[Saved entries]
-- start --

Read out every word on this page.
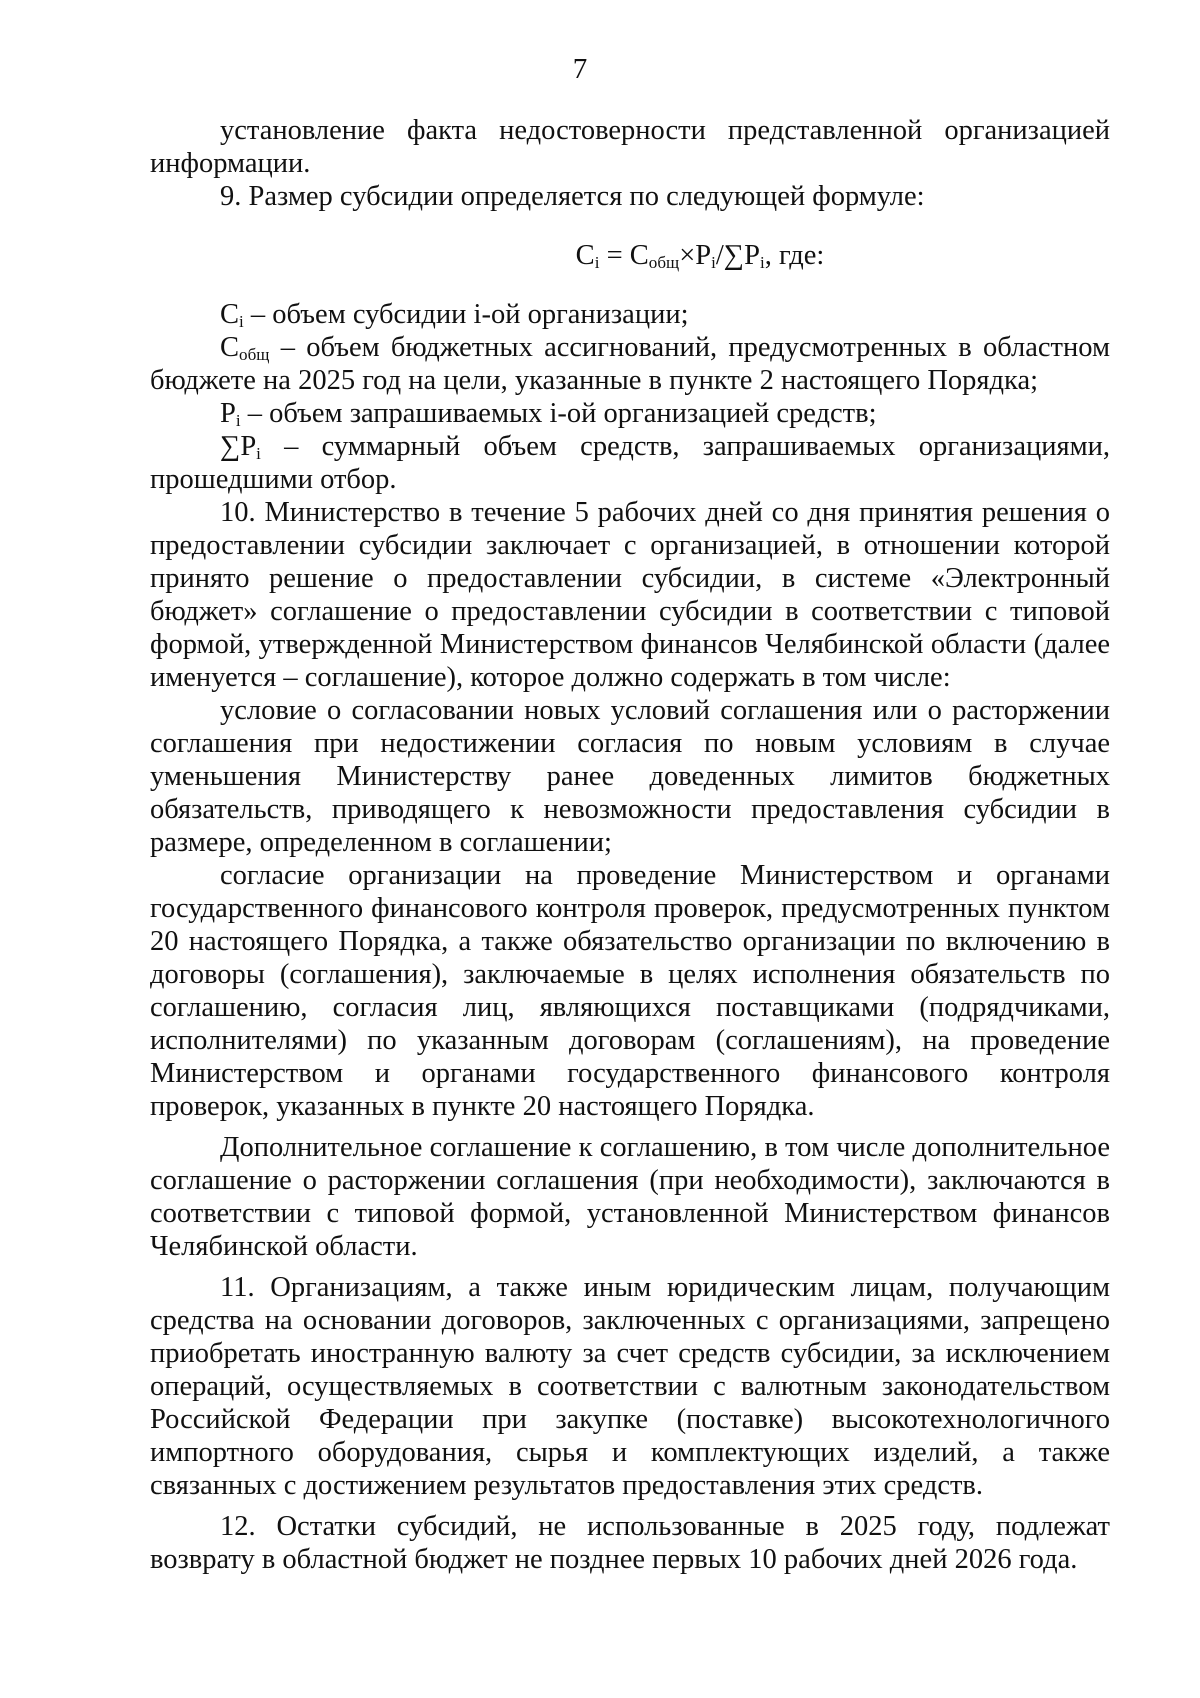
7

установление факта недостоверности представленной организацией информации.

9. Размер субсидии определяется по следующей формуле:

$C_i = C_{общ}\times P_i/\sum P_i$, где:

$C_i$ – объем субсидии i-ой организации;

$C_{общ}$ – объем бюджетных ассигнований, предусмотренных в областном бюджете на 2025 год на цели, указанные в пункте 2 настоящего Порядка;

$P_i$ – объем запрашиваемых i-ой организацией средств;

$\sum P_i$ – суммарный объем средств, запрашиваемых организациями, прошедшими отбор.

10. Министерство в течение 5 рабочих дней со дня принятия решения о предоставлении субсидии заключает с организацией, в отношении которой принято решение о предоставлении субсидии, в системе «Электронный бюджет» соглашение о предоставлении субсидии в соответствии с типовой формой, утвержденной Министерством финансов Челябинской области (далее именуется – соглашение), которое должно содержать в том числе:

условие о согласовании новых условий соглашения или о расторжении соглашения при недостижении согласия по новым условиям в случае уменьшения Министерству ранее доведенных лимитов бюджетных обязательств, приводящего к невозможности предоставления субсидии в размере, определенном в соглашении;

согласие организации на проведение Министерством и органами государственного финансового контроля проверок, предусмотренных пунктом 20 настоящего Порядка, а также обязательство организации по включению в договоры (соглашения), заключаемые в целях исполнения обязательств по соглашению, согласия лиц, являющихся поставщиками (подрядчиками, исполнителями) по указанным договорам (соглашениям), на проведение Министерством и органами государственного финансового контроля проверок, указанных в пункте 20 настоящего Порядка.

Дополнительное соглашение к соглашению, в том числе дополнительное соглашение о расторжении соглашения (при необходимости), заключаются в соответствии с типовой формой, установленной Министерством финансов Челябинской области.

11. Организациям, а также иным юридическим лицам, получающим средства на основании договоров, заключенных с организациями, запрещено приобретать иностранную валюту за счет средств субсидии, за исключением операций, осуществляемых в соответствии с валютным законодательством Российской Федерации при закупке (поставке) высокотехнологичного импортного оборудования, сырья и комплектующих изделий, а также связанных с достижением результатов предоставления этих средств.

12. Остатки субсидий, не использованные в 2025 году, подлежат возврату в областной бюджет не позднее первых 10 рабочих дней 2026 года.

-- end --

Track down every line holding the string "объем" and copy it.

# [Exercise answer]
$C_i$ – объем субсидии i-ой организации;
$C_{общ}$ – объем бюджетных ассигнований, предусмотренных в областном бюджете на 2025 год на цели, указанные в пункте 2 настоящего Порядка;
$P_i$ – объем запрашиваемых i-ой организацией средств;
$\sum P_i$ – суммарный объем средств, запрашиваемых организациями, прошедшими отбор.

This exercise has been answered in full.